## PROBLEM TO SOLVE
For each statement, say yes or no on whether the PowerShell extract below agrees with it, and quote the words that decide it: (a) in PowerShell, chdir is an alias for the Set-Location cmdlet; (b) the Format-List cmdlet produces tabular output with multiple columns; (c) the pipeline is represented by the | character.

## EXTRACT
---*---
The output below shows the inbound sub-directory.

New-Item cmdlet - Description: Creating the inbound sub-directory.

The output below shows the outbound sub-directory.

New-Item cmdlet - Description: Creating the outbound sub-directory.

In Linux, the chdir command stands for change directory.  The same command exists in PowerShell.  However, it is an alias for the Set-Location cmdlet.  The PowerShell code below changes the working directory to our new project directory.

#
# 6 - Set working directory
#

# Alias
Get-Alias -Name chdir

# Set directory
Set-Location "c:\stocks"

In Linux, the ls command stands for list files, and in Windows, the dir command means produce a directory listing.  Both commands are an alias for the Get-ChildItem cmdlet in PowerShell. 

The pipeline is a very important concept in PowerShell.  It is represented by the | character.  Any output from the cmdlet on the left is passed to the cmdlet on the right.  Formatting is important when presenting results to a user.  The Format-List converts the input into a single column output.  The Format-Table cmdlet converts the input into a tabular output which has multiple columns.

The PowerShell code below shows examples on how to use these cmdlets.

#
# 7 – List directory contents
#

# Alias
Get-Alias -Name dir

# Directory as list
$path = "c:\stocks"
---*---
## PROVIDED DATA
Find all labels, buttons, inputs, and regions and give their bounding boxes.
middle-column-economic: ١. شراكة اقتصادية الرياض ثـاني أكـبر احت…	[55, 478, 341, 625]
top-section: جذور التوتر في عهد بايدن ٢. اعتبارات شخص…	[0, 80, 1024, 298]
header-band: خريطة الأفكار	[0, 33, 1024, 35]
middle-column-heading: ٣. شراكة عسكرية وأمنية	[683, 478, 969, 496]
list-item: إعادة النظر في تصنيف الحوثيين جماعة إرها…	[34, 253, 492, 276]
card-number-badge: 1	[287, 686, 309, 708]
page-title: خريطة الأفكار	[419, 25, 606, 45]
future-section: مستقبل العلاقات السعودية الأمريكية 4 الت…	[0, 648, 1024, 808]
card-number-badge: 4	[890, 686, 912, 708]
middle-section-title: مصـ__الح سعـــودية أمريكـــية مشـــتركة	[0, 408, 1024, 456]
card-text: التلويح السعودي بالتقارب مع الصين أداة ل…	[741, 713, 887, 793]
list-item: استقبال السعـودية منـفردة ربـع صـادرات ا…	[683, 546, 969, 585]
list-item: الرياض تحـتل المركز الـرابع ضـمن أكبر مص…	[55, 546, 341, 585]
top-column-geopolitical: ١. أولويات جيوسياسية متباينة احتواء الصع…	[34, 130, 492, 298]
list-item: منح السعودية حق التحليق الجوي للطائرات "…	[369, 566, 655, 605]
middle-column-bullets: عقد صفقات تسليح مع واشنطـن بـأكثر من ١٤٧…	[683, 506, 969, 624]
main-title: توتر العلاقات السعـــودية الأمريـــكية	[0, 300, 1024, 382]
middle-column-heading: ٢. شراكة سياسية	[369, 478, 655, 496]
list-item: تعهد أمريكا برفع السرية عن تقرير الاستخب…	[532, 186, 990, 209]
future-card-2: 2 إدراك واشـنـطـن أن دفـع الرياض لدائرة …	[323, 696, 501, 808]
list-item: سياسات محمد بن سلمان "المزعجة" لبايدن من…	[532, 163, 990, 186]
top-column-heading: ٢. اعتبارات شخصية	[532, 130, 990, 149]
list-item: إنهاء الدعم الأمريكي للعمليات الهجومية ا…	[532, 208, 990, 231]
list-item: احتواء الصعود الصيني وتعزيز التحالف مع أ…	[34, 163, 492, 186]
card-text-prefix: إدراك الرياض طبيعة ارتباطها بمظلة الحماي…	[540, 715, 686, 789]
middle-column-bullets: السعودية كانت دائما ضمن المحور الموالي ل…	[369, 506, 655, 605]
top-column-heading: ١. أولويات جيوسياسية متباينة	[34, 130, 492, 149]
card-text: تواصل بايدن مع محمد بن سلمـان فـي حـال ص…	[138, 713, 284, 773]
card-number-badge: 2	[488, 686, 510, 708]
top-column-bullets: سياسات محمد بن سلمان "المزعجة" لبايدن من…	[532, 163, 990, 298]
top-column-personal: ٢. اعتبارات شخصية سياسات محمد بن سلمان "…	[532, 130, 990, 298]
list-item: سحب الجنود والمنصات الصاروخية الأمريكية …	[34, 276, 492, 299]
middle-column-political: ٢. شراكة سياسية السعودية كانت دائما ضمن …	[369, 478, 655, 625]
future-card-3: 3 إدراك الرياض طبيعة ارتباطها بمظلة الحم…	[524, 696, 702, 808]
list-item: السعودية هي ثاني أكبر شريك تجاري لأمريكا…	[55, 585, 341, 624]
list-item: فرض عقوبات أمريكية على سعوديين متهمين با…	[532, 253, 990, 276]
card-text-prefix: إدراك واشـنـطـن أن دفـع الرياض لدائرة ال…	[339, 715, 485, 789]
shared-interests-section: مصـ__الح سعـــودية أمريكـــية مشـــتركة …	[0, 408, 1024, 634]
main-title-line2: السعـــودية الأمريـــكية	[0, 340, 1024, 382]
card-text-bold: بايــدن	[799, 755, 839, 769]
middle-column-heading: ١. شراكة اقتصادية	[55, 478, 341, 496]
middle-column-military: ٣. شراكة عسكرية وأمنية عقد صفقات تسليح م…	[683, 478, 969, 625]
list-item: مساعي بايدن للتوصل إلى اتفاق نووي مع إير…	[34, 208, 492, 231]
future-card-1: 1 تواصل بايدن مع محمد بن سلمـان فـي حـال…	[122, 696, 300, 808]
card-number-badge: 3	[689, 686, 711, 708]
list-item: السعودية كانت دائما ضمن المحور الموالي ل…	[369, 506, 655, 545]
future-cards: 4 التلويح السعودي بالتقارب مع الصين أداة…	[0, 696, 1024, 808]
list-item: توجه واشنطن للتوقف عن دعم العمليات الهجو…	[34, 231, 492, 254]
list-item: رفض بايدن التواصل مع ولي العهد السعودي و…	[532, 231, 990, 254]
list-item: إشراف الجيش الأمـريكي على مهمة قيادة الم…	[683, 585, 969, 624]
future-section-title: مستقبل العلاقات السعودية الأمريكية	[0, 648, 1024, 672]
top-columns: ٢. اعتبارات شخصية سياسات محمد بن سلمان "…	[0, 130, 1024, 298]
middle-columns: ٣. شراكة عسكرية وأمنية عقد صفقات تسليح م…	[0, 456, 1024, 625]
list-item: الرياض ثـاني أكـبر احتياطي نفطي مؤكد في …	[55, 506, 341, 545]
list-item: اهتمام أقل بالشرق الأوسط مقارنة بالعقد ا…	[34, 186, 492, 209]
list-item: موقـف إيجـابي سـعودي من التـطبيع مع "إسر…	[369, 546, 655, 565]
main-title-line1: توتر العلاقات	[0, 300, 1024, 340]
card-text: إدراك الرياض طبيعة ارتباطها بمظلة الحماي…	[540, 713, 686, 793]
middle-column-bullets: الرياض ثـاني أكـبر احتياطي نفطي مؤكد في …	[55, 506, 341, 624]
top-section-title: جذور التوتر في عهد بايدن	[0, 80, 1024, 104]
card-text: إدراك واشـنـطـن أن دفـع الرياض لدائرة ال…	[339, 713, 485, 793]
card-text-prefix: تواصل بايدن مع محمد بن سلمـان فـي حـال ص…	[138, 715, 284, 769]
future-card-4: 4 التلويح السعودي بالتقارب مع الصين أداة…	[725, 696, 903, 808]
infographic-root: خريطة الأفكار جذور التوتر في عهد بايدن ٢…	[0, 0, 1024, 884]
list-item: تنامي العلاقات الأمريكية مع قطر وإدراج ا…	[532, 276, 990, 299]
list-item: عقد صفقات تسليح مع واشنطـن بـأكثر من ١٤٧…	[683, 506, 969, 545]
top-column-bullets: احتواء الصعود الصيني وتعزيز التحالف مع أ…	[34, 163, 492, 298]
---*---
## RESULT BELOW
(a) Yes: "However, it is an alias for the Set-Location cmdlet."
(b) No: "The Format-List converts the input into a single column output."
(c) Yes: "It is represented by the | character."